The task: Make an exact copy of the records, dropping all pictures.

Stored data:
========================

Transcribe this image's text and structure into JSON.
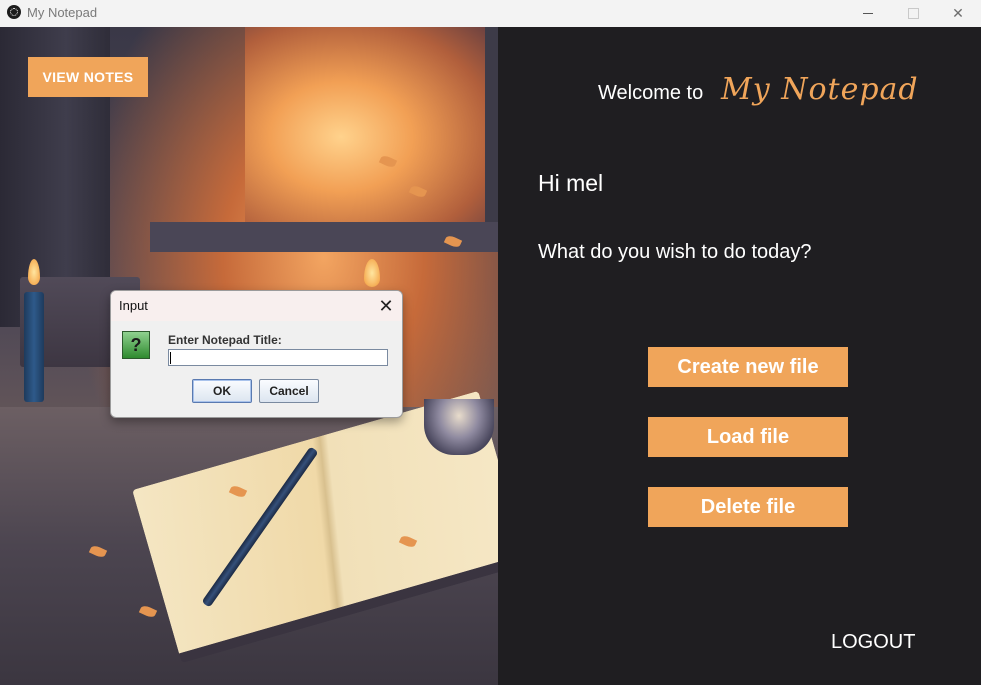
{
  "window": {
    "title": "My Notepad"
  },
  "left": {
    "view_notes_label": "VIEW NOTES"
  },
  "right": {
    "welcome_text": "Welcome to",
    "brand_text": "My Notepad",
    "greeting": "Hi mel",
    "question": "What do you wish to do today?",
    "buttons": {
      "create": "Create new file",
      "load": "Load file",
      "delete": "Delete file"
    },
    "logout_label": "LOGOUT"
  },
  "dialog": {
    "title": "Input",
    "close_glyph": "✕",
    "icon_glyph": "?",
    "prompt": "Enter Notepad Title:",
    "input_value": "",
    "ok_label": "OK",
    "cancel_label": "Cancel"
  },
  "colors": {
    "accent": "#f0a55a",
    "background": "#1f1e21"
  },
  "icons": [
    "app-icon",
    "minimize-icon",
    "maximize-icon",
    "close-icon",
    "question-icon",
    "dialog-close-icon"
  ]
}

========================

The solution:
Transcribe this image's text and structure into JSON.
{
  "window": {
    "title": "My Notepad"
  },
  "left": {
    "view_notes_label": "VIEW NOTES"
  },
  "right": {
    "welcome_text": "Welcome to",
    "brand_text": "My Notepad",
    "greeting": "Hi mel",
    "question": "What do you wish to do today?",
    "buttons": {
      "create": "Create new file",
      "load": "Load file",
      "delete": "Delete file"
    },
    "logout_label": "LOGOUT"
  },
  "dialog": {
    "title": "Input",
    "close_glyph": "✕",
    "icon_glyph": "?",
    "prompt": "Enter Notepad Title:",
    "input_value": "",
    "ok_label": "OK",
    "cancel_label": "Cancel"
  },
  "colors": {
    "accent": "#f0a55a",
    "background": "#1f1e21"
  },
  "icons": [
    "app-icon",
    "minimize-icon",
    "maximize-icon",
    "close-icon",
    "question-icon",
    "dialog-close-icon"
  ]
}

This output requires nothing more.